=== Texto selecionado ===
──────
Entrevista:O Estado inteligente

sábado, julho 23, 2011

União reforçada Miriam Leitão

O GLOBO - 22/07/11
A Europa decidiu dobrar a aposta na união monetária. O que se viu nas últimas horas foi um esforço coordenado de encontrar uma engenharia financeira que dê mais tempo à Grécia e tente prevenir o contágio. O outro caminho da Europa poderia ser lançar os frágeis ao mar - o que os levaria a voltar para as suas moedas - enquanto os fortes continuariam sendo partes da União.

Só há dificuldades à frente para manter a União Europeia da maneira como ela foi concebida, mas os líderes estão fazendo um esforço extraordinário para resgatar e sanear a Grécia, criar um cordão de isolamento que proteja outras economias, e seguir em frente com o projeto de união. Não fazem isso pelas belas colunas gregas, mas porque os bancos de outros países e o Banco Central Europeu (BCE) estão expostos à dívida dos gregos. Mesmo assim, o que os grandes países fizeram foi redobrar a aposta, aumentando os recursos de ajuda, e obrigando os bancos a participar dos custos de uma solução.
──────
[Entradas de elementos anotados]
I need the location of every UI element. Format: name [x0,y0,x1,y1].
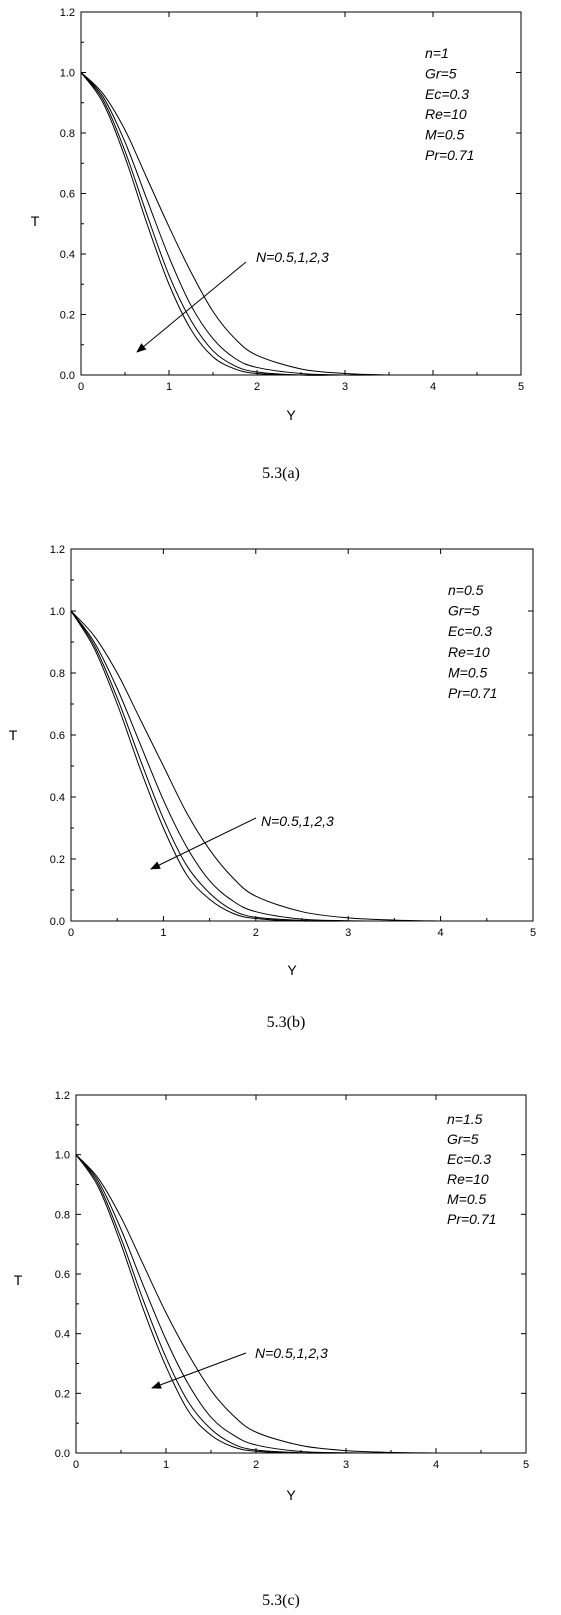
annotation-arrow [136,261,247,353]
x-tick-label: 1 [160,927,166,939]
y-tick-label: 0.4 [55,1329,70,1341]
x-tick-label: 5 [518,381,524,393]
figure-caption: 5.3(b) [267,1014,306,1031]
parameter-label: Ec=0.3 [448,623,492,639]
y-tick-label: 1.0 [60,68,75,80]
chart-panel-2: 0 1 2 3 4 5 0.0 0.2 0.4 0.6 0.8 1.0 1.2 Y Tn=0.5 Gr=5 Ec… [9,544,536,1031]
parameter-label: n=0.5 [448,582,484,598]
series-line-3 [70,610,441,922]
annotation-arrow [150,817,257,870]
y-tick-label: 0.8 [55,1209,70,1221]
y-axis-title: T [9,727,18,743]
series-line-3 [75,1154,437,1454]
x-tick-label: 2 [254,381,260,393]
y-tick-label: 0.8 [50,668,65,680]
y-tick-label: 1.2 [60,7,75,19]
x-tick-label: 3 [342,381,348,393]
x-tick-label: 1 [163,1459,169,1471]
annotation-label: N=0.5,1,2,3 [255,1345,328,1361]
parameter-label: Re=10 [448,644,490,660]
parameter-label: Pr=0.71 [448,685,497,701]
y-axis-title: T [14,1272,23,1288]
parameter-label: Ec=0.3 [447,1151,491,1167]
series-line-1 [70,610,441,922]
annotation-label: N=0.5,1,2,3 [261,813,334,829]
parameter-label: Ec=0.3 [425,86,469,102]
y-tick-label: 1.2 [55,1090,70,1102]
figure-caption: 5.3(a) [262,465,300,482]
x-tick-label: 5 [530,927,536,939]
x-tick-label: 4 [438,927,444,939]
x-axis-title: Y [287,962,297,978]
parameter-label: n=1.5 [447,1111,483,1127]
y-tick-label: 0.6 [60,189,75,201]
parameter-label: M=0.5 [425,127,465,143]
y-tick-label: 1.0 [55,1150,70,1162]
y-tick-label: 0.2 [55,1388,70,1400]
x-tick-label: 3 [343,1459,349,1471]
y-tick-label: 0.4 [50,792,65,804]
chart-panel-3: 0 1 2 3 4 5 0.0 0.2 0.4 0.6 0.8 1.0 1.2 Y Tn=1.5 Gr=5 Ec… [14,1090,529,1609]
x-tick-label: 2 [253,927,259,939]
x-tick-label: 0 [73,1459,79,1471]
parameter-label: Re=10 [425,106,467,122]
series-line-4 [70,610,441,922]
series-line-4 [80,72,390,376]
series-line-3 [80,72,390,376]
x-tick-label: 3 [345,927,351,939]
parameter-label: Pr=0.71 [425,147,474,163]
y-tick-label: 0.0 [50,916,65,928]
parameter-label: Gr=5 [447,1131,479,1147]
x-tick-label: 4 [433,1459,439,1471]
y-tick-label: 0.2 [60,310,75,322]
series-line-1 [75,1154,436,1454]
x-tick-label: 5 [523,1459,529,1471]
parameter-label: M=0.5 [447,1191,487,1207]
y-tick-label: 0.8 [60,128,75,140]
y-tick-label: 1.0 [50,606,65,618]
x-tick-label: 0 [78,381,84,393]
chart-panel-1: 0 1 2 3 4 5 0.0 0.2 0.4 0.6 0.8 1.0 1.2 Y Tn=1 Gr=5 Ec=0… [31,7,524,482]
y-tick-label: 0.6 [50,730,65,742]
series-line-2 [70,610,441,922]
x-tick-label: 2 [253,1459,259,1471]
x-tick-label: 4 [430,381,436,393]
plot-frame [75,1094,527,1454]
parameter-label: M=0.5 [448,664,488,680]
y-tick-label: 0.0 [60,370,75,382]
figure-caption: 5.3(c) [262,1592,300,1609]
y-tick-label: 0.2 [50,854,65,866]
parameter-label: Gr=5 [448,603,480,619]
series-line-4 [75,1154,437,1454]
series-line-1 [80,72,389,376]
annotation-arrow [151,1352,247,1389]
y-tick-label: 1.2 [50,544,65,556]
x-tick-label: 0 [68,927,74,939]
y-tick-label: 0.4 [60,249,75,261]
parameter-label: Gr=5 [425,65,457,81]
annotation-label: N=0.5,1,2,3 [256,249,329,265]
y-tick-label: 0.6 [55,1269,70,1281]
series-line-2 [80,72,389,376]
series-line-2 [75,1154,436,1454]
parameter-label: Re=10 [447,1171,489,1187]
y-tick-label: 0.0 [55,1448,70,1460]
parameter-label: n=1 [425,45,449,61]
x-axis-title: Y [286,1487,296,1503]
x-axis-title: Y [286,407,296,423]
y-axis-title: T [31,213,40,229]
x-tick-label: 1 [166,381,172,393]
parameter-label: Pr=0.71 [447,1211,496,1227]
──────
=== Tarefas ===
**A.** Substitua "união monetária" por "moeda única" no trecho do texto sobre a crise grega que começa em "O GLOBO - 22/07/11" e termina em "partes da União.", reproduzindo o trecho com essa troca.
**B.** Retome o texto sobre a crise grega e dê continuidade a ele a partir do ponto em que termina.

=== Resultados do exercício ===
**A.**
O GLOBO - 22/07/11
A Europa decidiu dobrar a aposta na moeda única. O que se viu nas últimas horas foi um esforço coordenado de encontrar uma engenharia financeira que dê mais tempo à Grécia e tente prevenir o contágio. O outro caminho da Europa poderia ser lançar os frágeis ao mar - o que os levaria a voltar para as suas moedas - enquanto os fortes continuariam sendo partes da União.

**B.**
A Alemanha estava certa desde o início. Não haveria solução possível sem a participação do setor privado. Em certo ponto, é uma proposta com os princípios do acordo de renegociação da dívida da América Latina. Na nossa crise, houve uma troca total de títulos das dívidas velhas por novos papéis, com desconto no valor do principal. Os bancos aceitaram perder. Desta vez, há um outro desenho: os governos centrais reforçam o caixa do Fundo Europeu de Estabilização Financeira, os bancos pagam parte da conta, o FMI também entra no financiamento, e a Grécia tem mais tempo e menos juros para pagar sua dívida.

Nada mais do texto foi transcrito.